## Problem
Give the listing again exactly, omitting its images.

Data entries
Begin

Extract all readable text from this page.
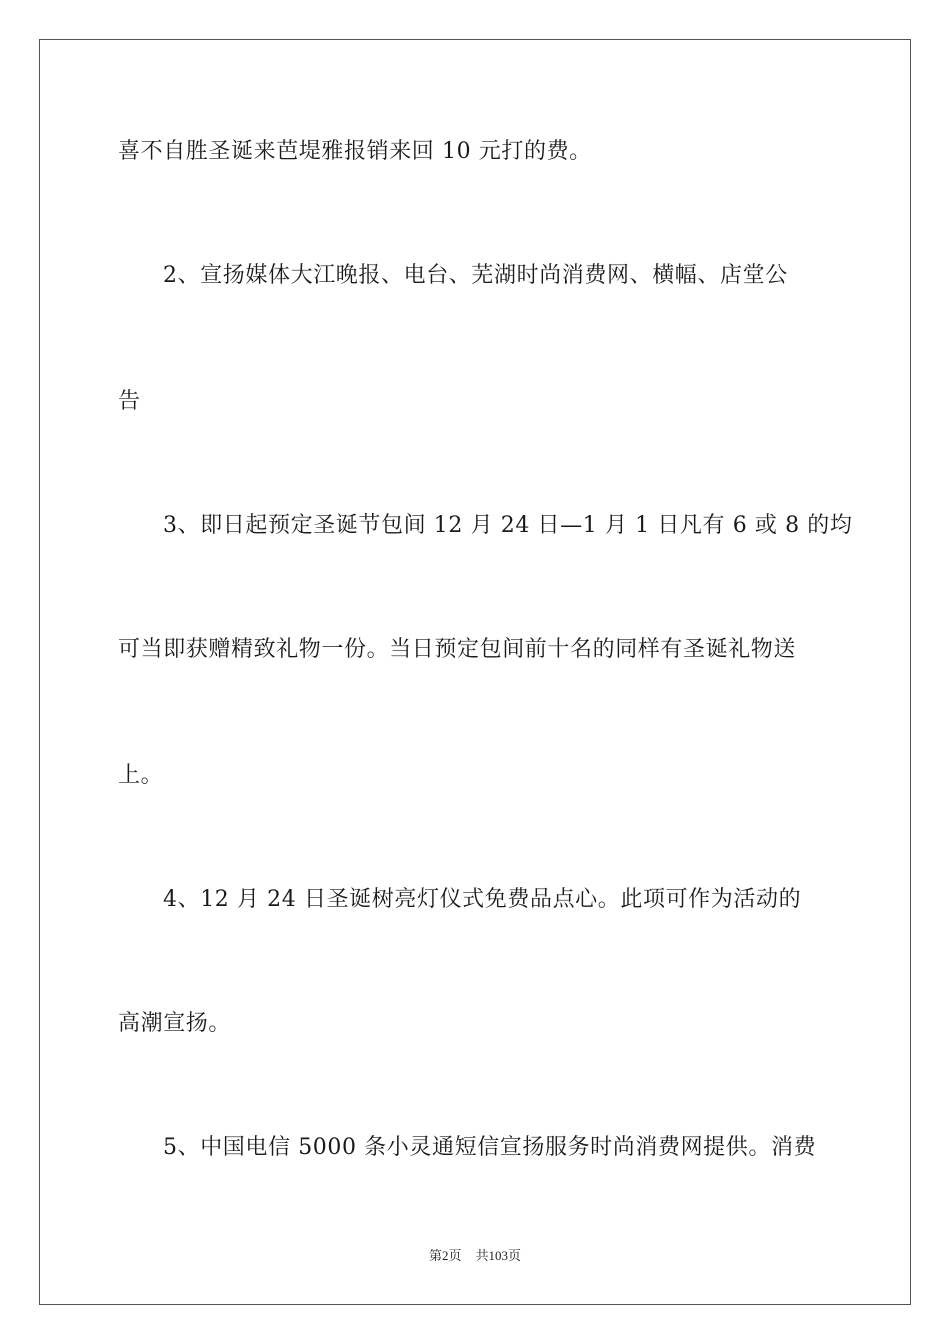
喜不自胜圣诞来芭堤雅报销来回 10 元打的费。
2、宣扬媒体大江晚报、电台、芜湖时尚消费网、横幅、店堂公
告
3、即日起预定圣诞节包间 12 月 24 日—1 月 1 日凡有 6 或 8 的均
可当即获赠精致礼物一份。当日预定包间前十名的同样有圣诞礼物送
上。
4、12 月 24 日圣诞树亮灯仪式免费品点心。此项可作为活动的
高潮宣扬。
5、中国电信 5000 条小灵通短信宣扬服务时尚消费网提供。消费
第2页 共103页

End

## Response to the task
Extract all readable text from this page.
喜不自胜圣诞来芭堤雅报销来回 10 元打的费。
2、宣扬媒体大江晚报、电台、芜湖时尚消费网、横幅、店堂公
告
3、即日起预定圣诞节包间 12 月 24 日—1 月 1 日凡有 6 或 8 的均
可当即获赠精致礼物一份。当日预定包间前十名的同样有圣诞礼物送
上。
4、12 月 24 日圣诞树亮灯仪式免费品点心。此项可作为活动的
高潮宣扬。
5、中国电信 5000 条小灵通短信宣扬服务时尚消费网提供。消费
第2页 共103页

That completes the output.